* Material to process:
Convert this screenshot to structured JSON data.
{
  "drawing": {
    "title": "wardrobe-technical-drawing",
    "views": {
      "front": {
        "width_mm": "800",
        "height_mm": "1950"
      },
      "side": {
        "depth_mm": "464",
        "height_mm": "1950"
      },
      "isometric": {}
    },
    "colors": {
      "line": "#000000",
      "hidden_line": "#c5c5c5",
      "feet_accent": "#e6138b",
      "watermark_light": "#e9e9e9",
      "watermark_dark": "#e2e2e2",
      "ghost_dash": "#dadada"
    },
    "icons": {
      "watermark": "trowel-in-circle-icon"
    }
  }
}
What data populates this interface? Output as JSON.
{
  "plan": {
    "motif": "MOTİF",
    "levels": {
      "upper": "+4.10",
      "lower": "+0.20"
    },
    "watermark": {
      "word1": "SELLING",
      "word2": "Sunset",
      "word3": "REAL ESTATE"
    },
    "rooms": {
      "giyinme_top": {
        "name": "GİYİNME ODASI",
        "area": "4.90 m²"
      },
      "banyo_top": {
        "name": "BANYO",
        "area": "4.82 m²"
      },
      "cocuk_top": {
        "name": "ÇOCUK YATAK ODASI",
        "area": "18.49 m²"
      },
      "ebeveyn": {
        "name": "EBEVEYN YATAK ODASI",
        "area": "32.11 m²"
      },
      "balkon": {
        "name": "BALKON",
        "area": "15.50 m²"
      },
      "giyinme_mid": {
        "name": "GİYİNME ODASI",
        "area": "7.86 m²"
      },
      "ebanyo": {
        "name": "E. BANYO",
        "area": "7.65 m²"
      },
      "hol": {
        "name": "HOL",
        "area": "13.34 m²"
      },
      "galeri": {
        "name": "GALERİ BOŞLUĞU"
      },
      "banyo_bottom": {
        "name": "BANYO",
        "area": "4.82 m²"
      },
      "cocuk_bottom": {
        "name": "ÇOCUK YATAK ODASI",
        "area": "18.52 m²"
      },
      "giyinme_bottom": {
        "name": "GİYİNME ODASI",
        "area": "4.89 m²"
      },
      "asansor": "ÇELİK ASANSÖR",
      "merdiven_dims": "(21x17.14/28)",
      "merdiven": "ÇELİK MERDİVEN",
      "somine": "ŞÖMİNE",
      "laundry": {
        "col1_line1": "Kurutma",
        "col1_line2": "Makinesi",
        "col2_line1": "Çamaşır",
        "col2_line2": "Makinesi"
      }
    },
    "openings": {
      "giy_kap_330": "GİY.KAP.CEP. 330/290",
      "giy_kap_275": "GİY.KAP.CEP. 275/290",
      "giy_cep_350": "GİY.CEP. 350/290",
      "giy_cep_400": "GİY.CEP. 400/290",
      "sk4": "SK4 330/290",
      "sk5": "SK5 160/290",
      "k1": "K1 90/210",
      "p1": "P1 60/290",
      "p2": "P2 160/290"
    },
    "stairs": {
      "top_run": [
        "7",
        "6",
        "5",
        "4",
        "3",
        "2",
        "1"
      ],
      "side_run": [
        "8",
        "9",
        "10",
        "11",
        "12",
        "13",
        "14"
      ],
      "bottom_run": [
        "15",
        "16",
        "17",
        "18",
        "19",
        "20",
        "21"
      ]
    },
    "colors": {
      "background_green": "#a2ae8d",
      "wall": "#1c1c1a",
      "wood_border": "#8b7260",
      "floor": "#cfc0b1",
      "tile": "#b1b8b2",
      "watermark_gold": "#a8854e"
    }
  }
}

* Objective: Go through the material above line by line and copy it exactly.

* Exercise answer:
Convert this screenshot to structured JSON data.
{
  "drawing": {
    "title": "wardrobe-technical-drawing",
    "views": {
      "front": {
        "width_mm": "800",
        "height_mm": "1950"
      },
      "side": {
        "depth_mm": "464",
        "height_mm": "1950"
      },
      "isometric": {}
    },
    "colors": {
      "line": "#000000",
      "hidden_line": "#c5c5c5",
      "feet_accent": "#e6138b",
      "watermark_light": "#e9e9e9",
      "watermark_dark": "#e2e2e2",
      "ghost_dash": "#dadada"
    },
    "icons": {
      "watermark": "trowel-in-circle-icon"
    }
  }
}
What data populates this interface? Output as JSON.
{
  "plan": {
    "motif": "MOTİF",
    "levels": {
      "upper": "+4.10",
      "lower": "+0.20"
    },
    "watermark": {
      "word1": "SELLING",
      "word2": "Sunset",
      "word3": "REAL ESTATE"
    },
    "rooms": {
      "giyinme_top": {
        "name": "GİYİNME ODASI",
        "area": "4.90 m²"
      },
      "banyo_top": {
        "name": "BANYO",
        "area": "4.82 m²"
      },
      "cocuk_top": {
        "name": "ÇOCUK YATAK ODASI",
        "area": "18.49 m²"
      },
      "ebeveyn": {
        "name": "EBEVEYN YATAK ODASI",
        "area": "32.11 m²"
      },
      "balkon": {
        "name": "BALKON",
        "area": "15.50 m²"
      },
      "giyinme_mid": {
        "name": "GİYİNME ODASI",
        "area": "7.86 m²"
      },
      "ebanyo": {
        "name": "E. BANYO",
        "area": "7.65 m²"
      },
      "hol": {
        "name": "HOL",
        "area": "13.34 m²"
      },
      "galeri": {
        "name": "GALERİ BOŞLUĞU"
      },
      "banyo_bottom": {
        "name": "BANYO",
        "area": "4.82 m²"
      },
      "cocuk_bottom": {
        "name": "ÇOCUK YATAK ODASI",
        "area": "18.52 m²"
      },
      "giyinme_bottom": {
        "name": "GİYİNME ODASI",
        "area": "4.89 m²"
      },
      "asansor": "ÇELİK ASANSÖR",
      "merdiven_dims": "(21x17.14/28)",
      "merdiven": "ÇELİK MERDİVEN",
      "somine": "ŞÖMİNE",
      "laundry": {
        "col1_line1": "Kurutma",
        "col1_line2": "Makinesi",
        "col2_line1": "Çamaşır",
        "col2_line2": "Makinesi"
      }
    },
    "openings": {
      "giy_kap_330": "GİY.KAP.CEP. 330/290",
      "giy_kap_275": "GİY.KAP.CEP. 275/290",
      "giy_cep_350": "GİY.CEP. 350/290",
      "giy_cep_400": "GİY.CEP. 400/290",
      "sk4": "SK4 330/290",
      "sk5": "SK5 160/290",
      "k1": "K1 90/210",
      "p1": "P1 60/290",
      "p2": "P2 160/290"
    },
    "stairs": {
      "top_run": [
        "7",
        "6",
        "5",
        "4",
        "3",
        "2",
        "1"
      ],
      "side_run": [
        "8",
        "9",
        "10",
        "11",
        "12",
        "13",
        "14"
      ],
      "bottom_run": [
        "15",
        "16",
        "17",
        "18",
        "19",
        "20",
        "21"
      ]
    },
    "colors": {
      "background_green": "#a2ae8d",
      "wall": "#1c1c1a",
      "wood_border": "#8b7260",
      "floor": "#cfc0b1",
      "tile": "#b1b8b2",
      "watermark_gold": "#a8854e"
    }
  }
}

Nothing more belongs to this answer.